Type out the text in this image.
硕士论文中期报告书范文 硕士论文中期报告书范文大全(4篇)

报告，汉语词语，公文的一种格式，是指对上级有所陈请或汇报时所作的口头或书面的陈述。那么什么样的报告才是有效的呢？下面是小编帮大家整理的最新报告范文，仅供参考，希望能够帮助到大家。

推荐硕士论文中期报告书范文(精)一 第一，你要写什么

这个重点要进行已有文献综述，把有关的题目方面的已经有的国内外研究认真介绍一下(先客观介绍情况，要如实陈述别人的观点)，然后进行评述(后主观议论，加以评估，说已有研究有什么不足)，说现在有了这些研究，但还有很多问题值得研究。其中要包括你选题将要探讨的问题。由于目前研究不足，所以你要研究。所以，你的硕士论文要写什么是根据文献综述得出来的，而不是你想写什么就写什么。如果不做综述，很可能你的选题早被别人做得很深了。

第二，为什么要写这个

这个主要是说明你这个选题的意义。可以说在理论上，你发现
☆ ☆ ☆ ☆
**What to produce:**
Repeat the entries exactly, all of them.

**Result of the exercise:**
Type out the text in this image.
硕士论文中期报告书范文 硕士论文中期报告书范文大全(4篇)

报告，汉语词语，公文的一种格式，是指对上级有所陈请或汇报时所作的口头或书面的陈述。那么什么样的报告才是有效的呢？下面是小编帮大家整理的最新报告范文，仅供参考，希望能够帮助到大家。

推荐硕士论文中期报告书范文(精)一 第一，你要写什么

这个重点要进行已有文献综述，把有关的题目方面的已经有的国内外研究认真介绍一下(先客观介绍情况，要如实陈述别人的观点)，然后进行评述(后主观议论，加以评估，说已有研究有什么不足)，说现在有了这些研究，但还有很多问题值得研究。其中要包括你选题将要探讨的问题。由于目前研究不足，所以你要研究。所以，你的硕士论文要写什么是根据文献综述得出来的，而不是你想写什么就写什么。如果不做综述，很可能你的选题早被别人做得很深了。

第二，为什么要写这个

这个主要是说明你这个选题的意义。可以说在理论上，你发现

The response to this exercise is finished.